### SOAL LATIHAN
A – Sebutkan semua pihak yang kutipannya ditampilkan di bagian awal artikel tentang hubungan orangtua dan sekolah.
B – Rangkum artikel tentang hubungan orangtua dan sekolah dalam dua kalimat.
C – Teruskan artikel tentang hubungan orangtua dan sekolah mulai dari kalimat terakhirnya.

ArtikelPendidikan

Bagaimana Menjalin Hubungan Erat Antara Orangtua dan Sekolah

299 views
Tidak ada komentar

Oleh Suparlan *)

Parents must be given enough opportunity to feel comfortable that the school’s and teacher’s attentions are good
(Deborah Meier)

Sekolah tidak dapat lagi kita pikirkan sebagai suatu lembaga sosial yang berdiri sendiri, terlepas dari lembaga-lembaga sosial yang lain. Sekolah harus kita pandang sebagai suatu bagian yang tidak dapat dipisahkan dari masyarakat yang ada di sekitarnya, baik masyarakat lokal, maupun masyarakat daerah atau masyarakat nasional. Kemudian, pendidikan tidak dapat lagi kita bayangkan sebagai kegiatan yang hanya dilaksanakan oleh sekolah, dan bersifat terlepas dari kegiatan pembinaan anak yang terjadi di lingkungan keluarga serta kegiatan pengembangan diri yang dialami anak dalam lingkungan masyarakat
(Mochtar Buchori)

Sekolah-sekolah kita terletak pada jantung masyarakat. Mereka memiliki satu tradisi yang kaya tentang keikutsertaan orang tua dan masyarakat dalam pendidikan
(Menteri Pendidikan dan Pelatihan, Ontario, Kanada)

Anak perempuan saya sedang ke rumah mertuanya. Rupanya ia sedang menonton televisi. Tayangan yang menarik di televisi itu adalah tentang demo orangtua siswa kepada para guru SD di daerah Yogyakarta. Saya ditelepon untuk segera melihat tayangan itu. Rupanya tayangan itu benar adanya.

Dalam tayangan itu, warga masyarakat sedang berkumpul di depan sekolah mendemo para guru yang selalu datang terlambat masuk sekolah. Sementara para siswa telah berada di ruang kelas menunggu kedatangan gurunya. Dengan membawa spanduk antara lain berbunyi ”guru ojo turu” (guru jangan tidur), para orangtua siswa mengunci pintu masuk sekolah. Dam hasilnya, para guru menandatangani perjanjian bahwa mereka tidak akan terlambat masuk sekolah lagi.

### INFORMASI YANG DISEDIAKAN
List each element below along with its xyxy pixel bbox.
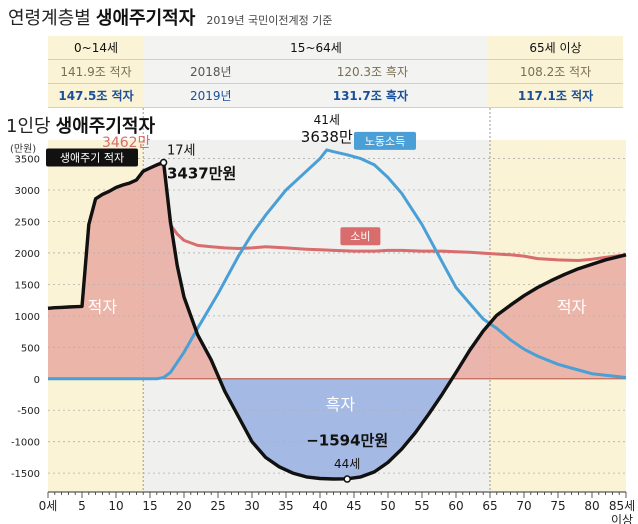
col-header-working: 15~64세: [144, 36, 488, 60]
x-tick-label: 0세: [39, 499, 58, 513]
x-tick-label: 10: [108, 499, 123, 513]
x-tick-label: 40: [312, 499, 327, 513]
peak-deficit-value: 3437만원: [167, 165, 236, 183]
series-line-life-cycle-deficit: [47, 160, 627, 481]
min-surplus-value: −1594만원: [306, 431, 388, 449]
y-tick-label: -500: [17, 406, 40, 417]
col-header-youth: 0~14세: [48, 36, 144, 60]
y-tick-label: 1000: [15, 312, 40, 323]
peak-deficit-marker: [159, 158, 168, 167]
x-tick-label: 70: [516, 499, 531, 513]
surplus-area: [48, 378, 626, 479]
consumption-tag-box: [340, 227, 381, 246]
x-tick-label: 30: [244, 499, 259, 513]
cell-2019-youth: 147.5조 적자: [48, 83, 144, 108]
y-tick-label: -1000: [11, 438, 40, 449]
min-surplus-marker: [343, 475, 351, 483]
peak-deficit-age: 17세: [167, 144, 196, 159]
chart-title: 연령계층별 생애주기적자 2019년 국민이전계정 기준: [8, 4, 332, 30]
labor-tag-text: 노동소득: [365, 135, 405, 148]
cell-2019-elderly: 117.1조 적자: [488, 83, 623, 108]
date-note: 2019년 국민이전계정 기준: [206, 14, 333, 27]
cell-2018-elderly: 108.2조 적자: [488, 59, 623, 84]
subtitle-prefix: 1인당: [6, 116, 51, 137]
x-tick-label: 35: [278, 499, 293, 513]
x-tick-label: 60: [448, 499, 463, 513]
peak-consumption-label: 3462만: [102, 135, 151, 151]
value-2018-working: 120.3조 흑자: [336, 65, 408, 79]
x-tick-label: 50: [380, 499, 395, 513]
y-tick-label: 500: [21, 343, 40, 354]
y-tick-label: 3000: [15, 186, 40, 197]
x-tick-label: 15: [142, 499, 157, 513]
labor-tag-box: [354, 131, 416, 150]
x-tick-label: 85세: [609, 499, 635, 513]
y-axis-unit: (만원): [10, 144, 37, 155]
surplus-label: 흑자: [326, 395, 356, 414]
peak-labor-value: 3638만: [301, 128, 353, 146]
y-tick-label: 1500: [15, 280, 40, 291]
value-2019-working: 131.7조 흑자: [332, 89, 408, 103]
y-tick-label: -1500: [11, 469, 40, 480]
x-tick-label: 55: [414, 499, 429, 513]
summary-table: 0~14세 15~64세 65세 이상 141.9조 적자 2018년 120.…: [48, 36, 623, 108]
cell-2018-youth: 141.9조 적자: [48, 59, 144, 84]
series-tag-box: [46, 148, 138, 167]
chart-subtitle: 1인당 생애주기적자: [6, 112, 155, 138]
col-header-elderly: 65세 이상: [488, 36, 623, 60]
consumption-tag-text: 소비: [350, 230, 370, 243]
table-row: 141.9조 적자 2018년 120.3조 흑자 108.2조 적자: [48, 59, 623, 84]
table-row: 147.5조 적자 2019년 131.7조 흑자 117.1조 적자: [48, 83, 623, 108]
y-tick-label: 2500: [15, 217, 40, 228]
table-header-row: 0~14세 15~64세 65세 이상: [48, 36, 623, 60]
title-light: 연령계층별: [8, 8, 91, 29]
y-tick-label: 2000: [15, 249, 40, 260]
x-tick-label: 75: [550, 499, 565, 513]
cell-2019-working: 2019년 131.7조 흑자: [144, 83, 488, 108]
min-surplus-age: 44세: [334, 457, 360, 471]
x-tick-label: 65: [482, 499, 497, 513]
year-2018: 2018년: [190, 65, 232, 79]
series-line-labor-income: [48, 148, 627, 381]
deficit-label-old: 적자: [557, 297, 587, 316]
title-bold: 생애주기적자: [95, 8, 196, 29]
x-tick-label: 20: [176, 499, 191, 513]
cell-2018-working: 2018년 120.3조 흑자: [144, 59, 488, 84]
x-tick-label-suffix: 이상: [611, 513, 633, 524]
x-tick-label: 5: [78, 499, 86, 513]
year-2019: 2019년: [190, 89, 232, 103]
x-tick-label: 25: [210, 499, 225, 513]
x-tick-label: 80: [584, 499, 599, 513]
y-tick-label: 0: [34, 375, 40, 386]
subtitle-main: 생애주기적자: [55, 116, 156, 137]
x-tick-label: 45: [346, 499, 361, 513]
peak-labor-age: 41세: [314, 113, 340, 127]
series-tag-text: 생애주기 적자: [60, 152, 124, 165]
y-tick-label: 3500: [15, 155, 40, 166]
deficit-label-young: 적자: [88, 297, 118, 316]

---

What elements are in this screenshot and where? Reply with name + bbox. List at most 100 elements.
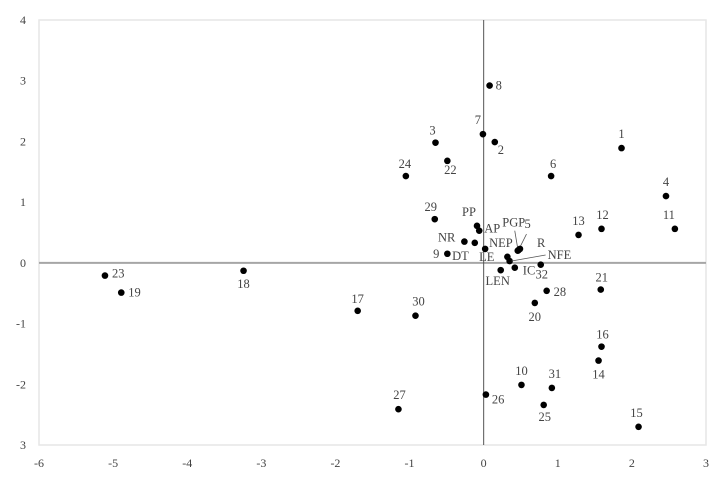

---

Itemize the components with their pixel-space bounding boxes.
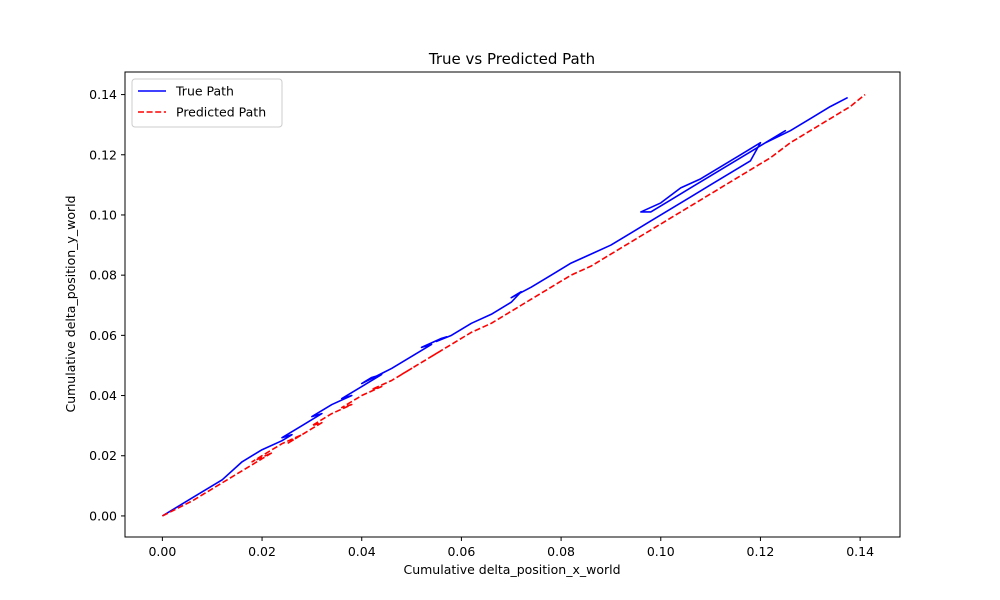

### HASIL LATIHAN
A – Deborah Meier; Mochtar Buchori; Menteri Pendidikan dan Pelatihan, Ontario, Kanada.

B – Artikel tentang hubungan orangtua dan sekolah dibuka dengan kutipan-kutipan yang menegaskan bahwa sekolah tidak dapat dipisahkan dari masyarakat di sekitarnya dan bahwa orangtua serta masyarakat ikut serta dalam pendidikan. Penulis lalu menceritakan tayangan televisi tentang orangtua siswa di daerah Yogyakarta yang mengunci pintu masuk sekolah dan mendemo guru SD yang selalu datang terlambat, hingga para guru menandatangani perjanjian untuk tidak terlambat lagi.

C –
Nah kalau sudah begitu. Mau apa lagi. Benteng terakhir disiplin dan moralitas para guru sudah ambruk. Seperti ambruknya gedung sekolah yang tidak pernah dipelihara oleh sekolah. Itulah kenyataan yang menyakitkan hati. Itulah yang kemudian mendorong saya untuk menulis tentang tajuk yang satu ini. Dorongan itu menjadi lebih kuat lagi setelah membaca buku karangan Deborah Meier bertajuk In Schools We Trust. Di Sekolah Kita Percaya. Dengan kejadian demo orangtua siswa kepada para guru yang sering terlambat masuk sekolah, lalu masih ada lagikah sosok yang kita percayai dari sebuah lembaga pendidikan yang bernama sekolah. Ada beberapa hal yang perlu kita jadikan pelajaran dari peristiwa yang menyedihkan itu. Sudah tentu ada sebab akibatnya. Mantan Menteri Pendidikan dan Kebudayaan, Wardiman Djojonegoro, pernah menyatakan bahwa separuh persoalan guru adalah kesejahterannya. Deborah Meier lebih melihatnya secara lebih luas, dari aspek hubungan orangtua siswa dengan sekolah. Meier telah memberikan tip-tip yang cukup baik untuk membina dan menjalin erat hubungan orangtua tua siswa dengan sekolah sebagai berikut.

Pertama, schools need to be clear about their agenda. Sekolah perlu mengetahui dengan jelas agenda orangtua. Dengan kata lain, sekolah perlu mengetahui, mendengarkan, dan memahami keinginan orangtua. Untuk itu, cobalah kepala sekolah mengadakan acara pertemuan secara rutin dengan orangtua siswa, untuk mendengarkan apa keginginan dan bahkan gagasan kreatif orangtua.

Kedua, we all need to be clear how decisions are made. Kita, sekolah dan orangtua memerlukan untuk mengetahui dengan jelas bagaimana semua keputusan itu dibuat. Selama ini mungkin sudah banyak keluhan dari orangtua yang ditujukan kepada staf yang memberikan layanan kepada orangtua. Tapi apa hasilnya, mungkin orangtua tidak melihat adanya perubahan sebagaimana yang telah diusulkan oleh orangtus. Padahal persoalannya adalah karena staf sekolah yang selalu diberikan masukan itu bukanlah pihak yang memiliki kewenangan dalam pengambilan keputusan. Akibatnya, orangtua menjadi tidak percaya lagi kepada sekolah. Untuk itu, maka sekolah dan orangtua kembali harus saling dapat berkomunikasi secara efektif untuk menyamakan persepsi tentang pengambilan keputusan di sekolah. Satu contoh, ada kebijakan dari pusat bahwa buku pelajaran harus digunakan di sekolah minimal dalam lima tahun. Maka untuk menentukan buku pelajaran apa yang akan dipakai di sekolah, orangtua yang direpresentasikan dalam Komite Sekolah harus diajak bicara dalam menentukan buku pelajaran tersebut.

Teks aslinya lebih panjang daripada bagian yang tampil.